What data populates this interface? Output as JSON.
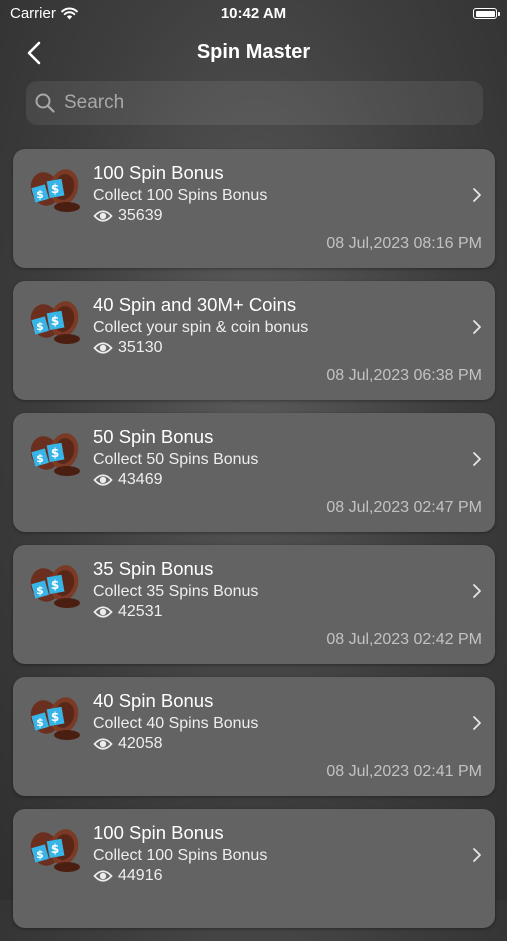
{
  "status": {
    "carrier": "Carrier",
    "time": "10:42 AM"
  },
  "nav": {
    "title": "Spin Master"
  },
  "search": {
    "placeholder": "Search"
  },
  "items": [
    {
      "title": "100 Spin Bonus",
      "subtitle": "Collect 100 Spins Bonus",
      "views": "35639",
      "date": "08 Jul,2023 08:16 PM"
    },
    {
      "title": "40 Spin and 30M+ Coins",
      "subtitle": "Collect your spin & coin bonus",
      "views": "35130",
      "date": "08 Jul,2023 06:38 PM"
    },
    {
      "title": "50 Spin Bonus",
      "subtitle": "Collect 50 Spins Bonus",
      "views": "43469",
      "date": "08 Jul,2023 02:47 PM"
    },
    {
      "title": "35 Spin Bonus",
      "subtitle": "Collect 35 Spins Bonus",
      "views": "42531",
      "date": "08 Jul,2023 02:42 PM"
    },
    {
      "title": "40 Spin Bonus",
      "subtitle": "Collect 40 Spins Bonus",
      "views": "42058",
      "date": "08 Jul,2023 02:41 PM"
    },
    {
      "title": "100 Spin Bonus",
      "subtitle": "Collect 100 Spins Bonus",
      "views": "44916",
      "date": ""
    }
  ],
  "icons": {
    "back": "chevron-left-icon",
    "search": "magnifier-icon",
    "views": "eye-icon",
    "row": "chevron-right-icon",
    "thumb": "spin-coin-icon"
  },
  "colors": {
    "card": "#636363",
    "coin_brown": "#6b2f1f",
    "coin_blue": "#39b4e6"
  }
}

# # # # #

**WHAT IS NEEDED**
Collect, from the material above, every line containing the word "date".

**RESPONSE TO THE EXERCISE**
      "date": "08 Jul,2023 08:16 PM"
      "date": "08 Jul,2023 06:38 PM"
      "date": "08 Jul,2023 02:47 PM"
      "date": "08 Jul,2023 02:42 PM"
      "date": "08 Jul,2023 02:41 PM"
      "date": ""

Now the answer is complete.